[Work required]
Transcribe each record below word for word.

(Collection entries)
________________________
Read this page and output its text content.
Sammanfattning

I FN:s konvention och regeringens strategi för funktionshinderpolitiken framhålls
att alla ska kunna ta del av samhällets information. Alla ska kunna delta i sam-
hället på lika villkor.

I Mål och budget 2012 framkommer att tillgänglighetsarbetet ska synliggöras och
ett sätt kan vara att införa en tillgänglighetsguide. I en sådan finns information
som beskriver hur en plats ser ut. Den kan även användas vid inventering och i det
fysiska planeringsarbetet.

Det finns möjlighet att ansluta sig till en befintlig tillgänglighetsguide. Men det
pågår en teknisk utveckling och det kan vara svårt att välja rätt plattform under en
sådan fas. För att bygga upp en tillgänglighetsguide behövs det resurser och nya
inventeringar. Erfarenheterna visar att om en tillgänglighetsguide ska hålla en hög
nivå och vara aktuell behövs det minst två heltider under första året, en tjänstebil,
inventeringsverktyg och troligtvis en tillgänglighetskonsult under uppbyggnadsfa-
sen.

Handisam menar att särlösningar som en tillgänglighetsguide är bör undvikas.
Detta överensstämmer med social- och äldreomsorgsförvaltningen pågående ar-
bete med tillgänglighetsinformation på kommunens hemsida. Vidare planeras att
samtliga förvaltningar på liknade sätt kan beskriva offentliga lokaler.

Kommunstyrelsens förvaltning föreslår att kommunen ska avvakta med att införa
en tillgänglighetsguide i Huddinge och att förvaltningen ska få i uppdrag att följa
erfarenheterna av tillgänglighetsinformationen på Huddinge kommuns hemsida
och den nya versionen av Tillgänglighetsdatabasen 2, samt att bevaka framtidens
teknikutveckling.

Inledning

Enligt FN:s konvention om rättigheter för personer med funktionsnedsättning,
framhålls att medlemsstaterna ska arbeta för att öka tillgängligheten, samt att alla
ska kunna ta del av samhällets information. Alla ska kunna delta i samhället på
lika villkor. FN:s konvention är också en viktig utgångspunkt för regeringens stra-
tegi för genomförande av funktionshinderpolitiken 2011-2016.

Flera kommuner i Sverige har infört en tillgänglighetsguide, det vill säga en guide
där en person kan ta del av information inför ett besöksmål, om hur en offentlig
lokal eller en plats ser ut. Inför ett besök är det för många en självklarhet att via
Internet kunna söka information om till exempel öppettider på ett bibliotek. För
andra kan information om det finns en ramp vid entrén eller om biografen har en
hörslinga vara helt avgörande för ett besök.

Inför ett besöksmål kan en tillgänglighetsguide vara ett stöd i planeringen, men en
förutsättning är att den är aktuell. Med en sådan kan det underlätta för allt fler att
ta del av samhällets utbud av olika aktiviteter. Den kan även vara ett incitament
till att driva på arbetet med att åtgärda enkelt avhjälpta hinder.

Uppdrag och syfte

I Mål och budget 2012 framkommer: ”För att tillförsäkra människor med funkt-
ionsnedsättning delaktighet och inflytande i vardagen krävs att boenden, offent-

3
________________________
[Reply to the exercise]
Read this page and output its text content.
Sammanfattning

I FN:s konvention och regeringens strategi för funktionshinderpolitiken framhålls
att alla ska kunna ta del av samhällets information. Alla ska kunna delta i sam-
hället på lika villkor.

I Mål och budget 2012 framkommer att tillgänglighetsarbetet ska synliggöras och
ett sätt kan vara att införa en tillgänglighetsguide. I en sådan finns information
som beskriver hur en plats ser ut. Den kan även användas vid inventering och i det
fysiska planeringsarbetet.

Det finns möjlighet att ansluta sig till en befintlig tillgänglighetsguide. Men det
pågår en teknisk utveckling och det kan vara svårt att välja rätt plattform under en
sådan fas. För att bygga upp en tillgänglighetsguide behövs det resurser och nya
inventeringar. Erfarenheterna visar att om en tillgänglighetsguide ska hålla en hög
nivå och vara aktuell behövs det minst två heltider under första året, en tjänstebil,
inventeringsverktyg och troligtvis en tillgänglighetskonsult under uppbyggnadsfa-
sen.

Handisam menar att särlösningar som en tillgänglighetsguide är bör undvikas.
Detta överensstämmer med social- och äldreomsorgsförvaltningen pågående ar-
bete med tillgänglighetsinformation på kommunens hemsida. Vidare planeras att
samtliga förvaltningar på liknade sätt kan beskriva offentliga lokaler.

Kommunstyrelsens förvaltning föreslår att kommunen ska avvakta med att införa
en tillgänglighetsguide i Huddinge och att förvaltningen ska få i uppdrag att följa
erfarenheterna av tillgänglighetsinformationen på Huddinge kommuns hemsida
och den nya versionen av Tillgänglighetsdatabasen 2, samt att bevaka framtidens
teknikutveckling.

Inledning

Enligt FN:s konvention om rättigheter för personer med funktionsnedsättning,
framhålls att medlemsstaterna ska arbeta för att öka tillgängligheten, samt att alla
ska kunna ta del av samhällets information. Alla ska kunna delta i samhället på
lika villkor. FN:s konvention är också en viktig utgångspunkt för regeringens stra-
tegi för genomförande av funktionshinderpolitiken 2011-2016.

Flera kommuner i Sverige har infört en tillgänglighetsguide, det vill säga en guide
där en person kan ta del av information inför ett besöksmål, om hur en offentlig
lokal eller en plats ser ut. Inför ett besök är det för många en självklarhet att via
Internet kunna söka information om till exempel öppettider på ett bibliotek. För
andra kan information om det finns en ramp vid entrén eller om biografen har en
hörslinga vara helt avgörande för ett besök.

Inför ett besöksmål kan en tillgänglighetsguide vara ett stöd i planeringen, men en
förutsättning är att den är aktuell. Med en sådan kan det underlätta för allt fler att
ta del av samhällets utbud av olika aktiviteter. Den kan även vara ett incitament
till att driva på arbetet med att åtgärda enkelt avhjälpta hinder.

Uppdrag och syfte

I Mål och budget 2012 framkommer: ”För att tillförsäkra människor med funkt-
ionsnedsättning delaktighet och inflytande i vardagen krävs att boenden, offent-

3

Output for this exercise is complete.